**PROVIDED MATERIAL**
+ + + +

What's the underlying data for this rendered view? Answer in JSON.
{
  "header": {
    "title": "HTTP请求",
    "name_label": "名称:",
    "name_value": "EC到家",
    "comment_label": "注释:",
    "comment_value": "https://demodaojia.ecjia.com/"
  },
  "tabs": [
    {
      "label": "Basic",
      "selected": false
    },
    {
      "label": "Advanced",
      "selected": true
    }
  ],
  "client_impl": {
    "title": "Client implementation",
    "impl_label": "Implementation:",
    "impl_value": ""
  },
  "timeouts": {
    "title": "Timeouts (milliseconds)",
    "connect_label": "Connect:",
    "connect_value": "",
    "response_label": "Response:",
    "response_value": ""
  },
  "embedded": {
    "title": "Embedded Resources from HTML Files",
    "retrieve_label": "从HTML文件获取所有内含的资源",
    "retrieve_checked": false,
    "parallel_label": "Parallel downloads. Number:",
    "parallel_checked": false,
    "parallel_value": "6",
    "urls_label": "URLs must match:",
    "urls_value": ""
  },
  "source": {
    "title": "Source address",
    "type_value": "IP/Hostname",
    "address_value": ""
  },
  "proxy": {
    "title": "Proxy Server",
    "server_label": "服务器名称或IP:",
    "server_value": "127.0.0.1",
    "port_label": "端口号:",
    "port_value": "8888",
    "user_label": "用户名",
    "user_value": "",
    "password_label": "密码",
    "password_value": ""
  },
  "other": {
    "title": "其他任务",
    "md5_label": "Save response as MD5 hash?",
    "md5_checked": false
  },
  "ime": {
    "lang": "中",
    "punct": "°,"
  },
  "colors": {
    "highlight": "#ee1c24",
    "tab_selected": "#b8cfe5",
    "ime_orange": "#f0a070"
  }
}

+ + + +

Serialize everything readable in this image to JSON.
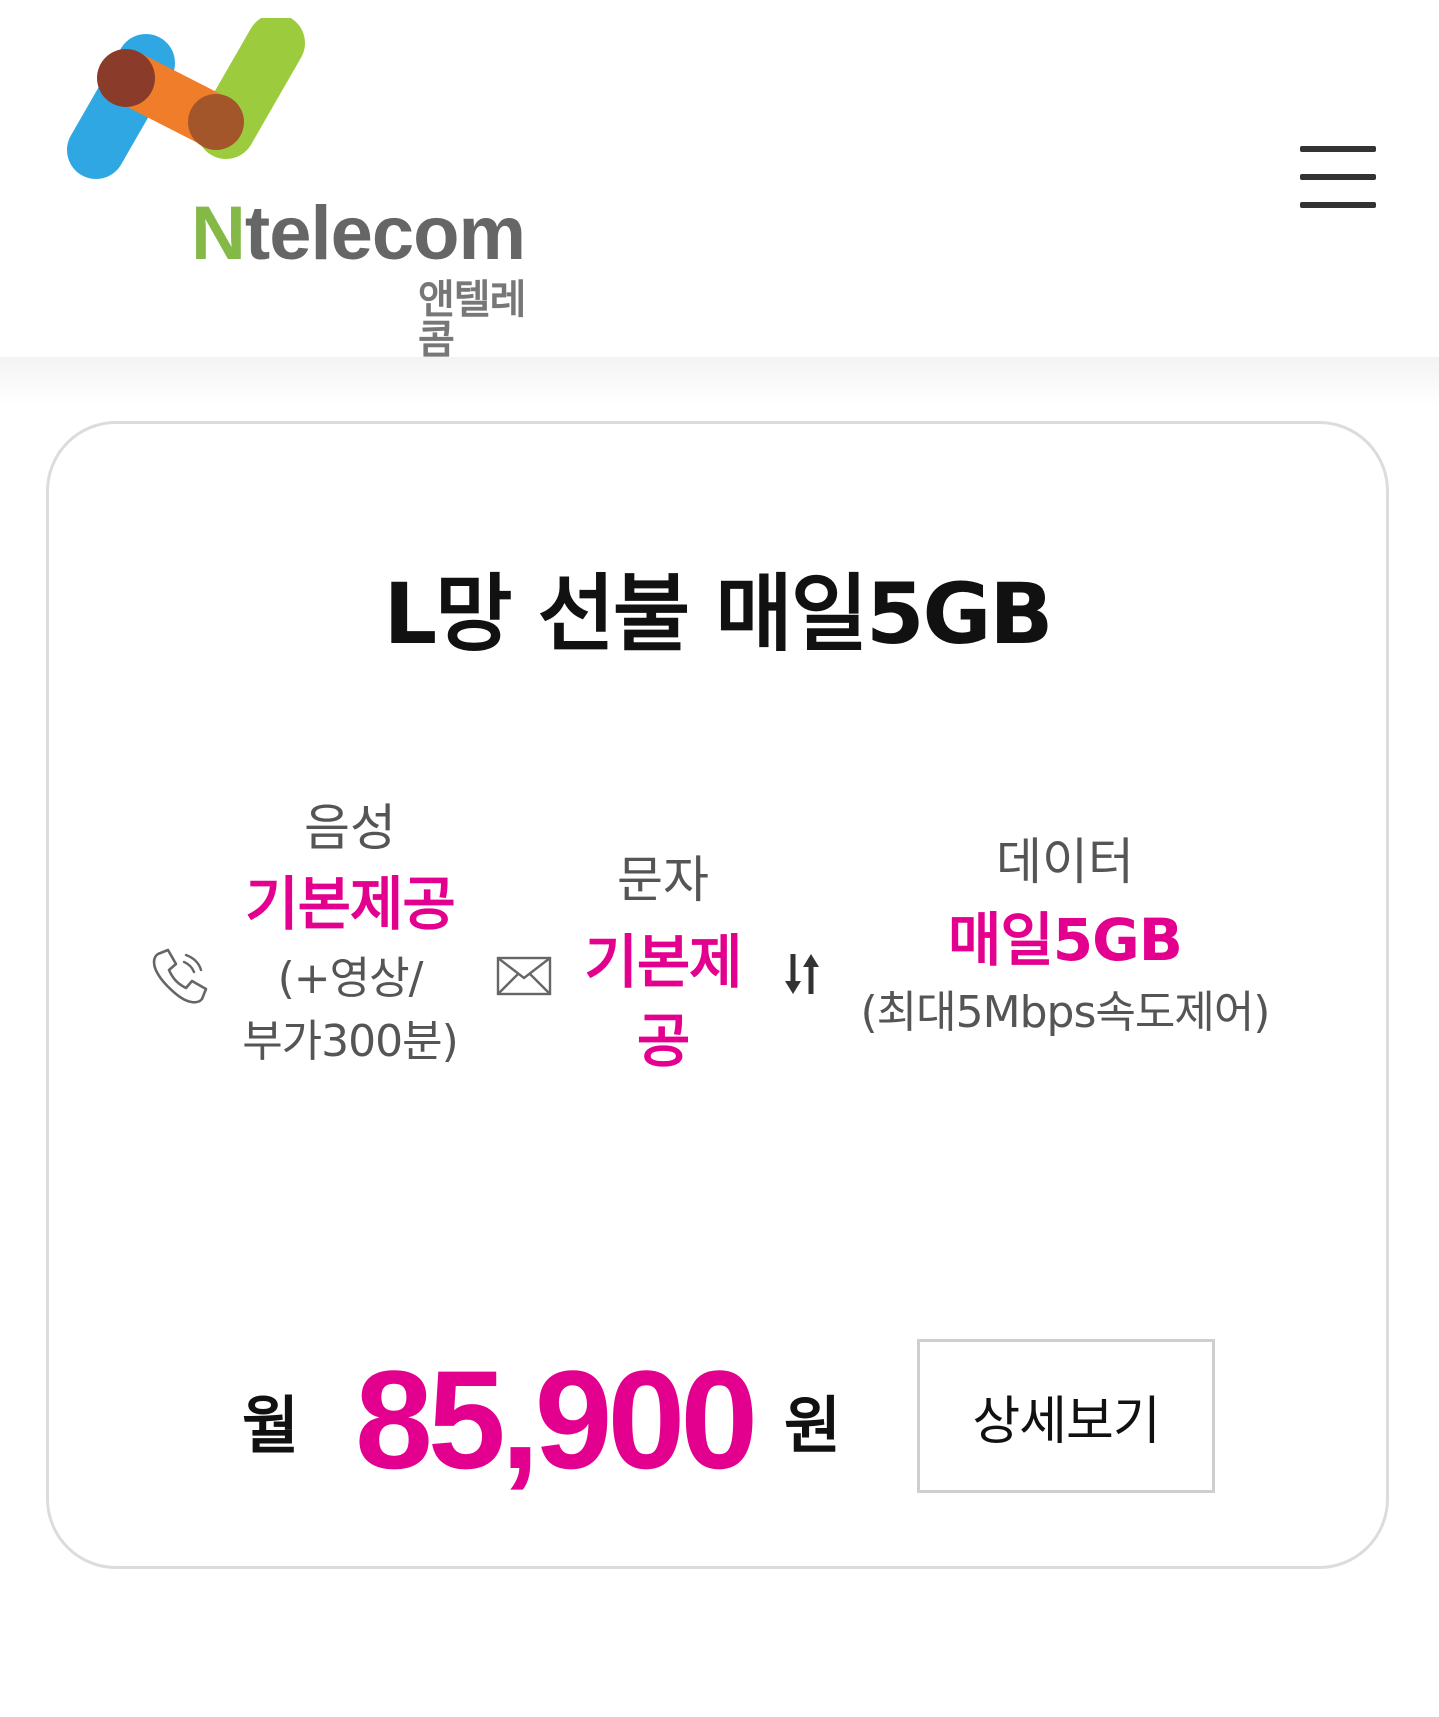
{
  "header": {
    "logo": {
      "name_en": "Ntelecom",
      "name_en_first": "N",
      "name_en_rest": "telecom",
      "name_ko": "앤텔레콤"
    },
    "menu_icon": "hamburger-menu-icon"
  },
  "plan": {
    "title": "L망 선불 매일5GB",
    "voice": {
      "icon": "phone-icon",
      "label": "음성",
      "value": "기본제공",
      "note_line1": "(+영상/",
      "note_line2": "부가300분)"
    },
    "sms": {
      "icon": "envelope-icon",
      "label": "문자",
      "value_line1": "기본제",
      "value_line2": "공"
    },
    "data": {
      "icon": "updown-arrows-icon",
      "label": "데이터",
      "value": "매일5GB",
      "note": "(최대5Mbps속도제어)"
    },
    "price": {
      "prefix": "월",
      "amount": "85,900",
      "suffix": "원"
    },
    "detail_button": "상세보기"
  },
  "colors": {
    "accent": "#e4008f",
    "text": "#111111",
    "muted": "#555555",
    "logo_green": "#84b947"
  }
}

+ + + +

**PROBLEM TO WORK ON**
Gather up the lines that contain the word "false".

**WORKED SOLUTION**
      "selected": false
    "retrieve_checked": false,
    "parallel_checked": false,
    "md5_checked": false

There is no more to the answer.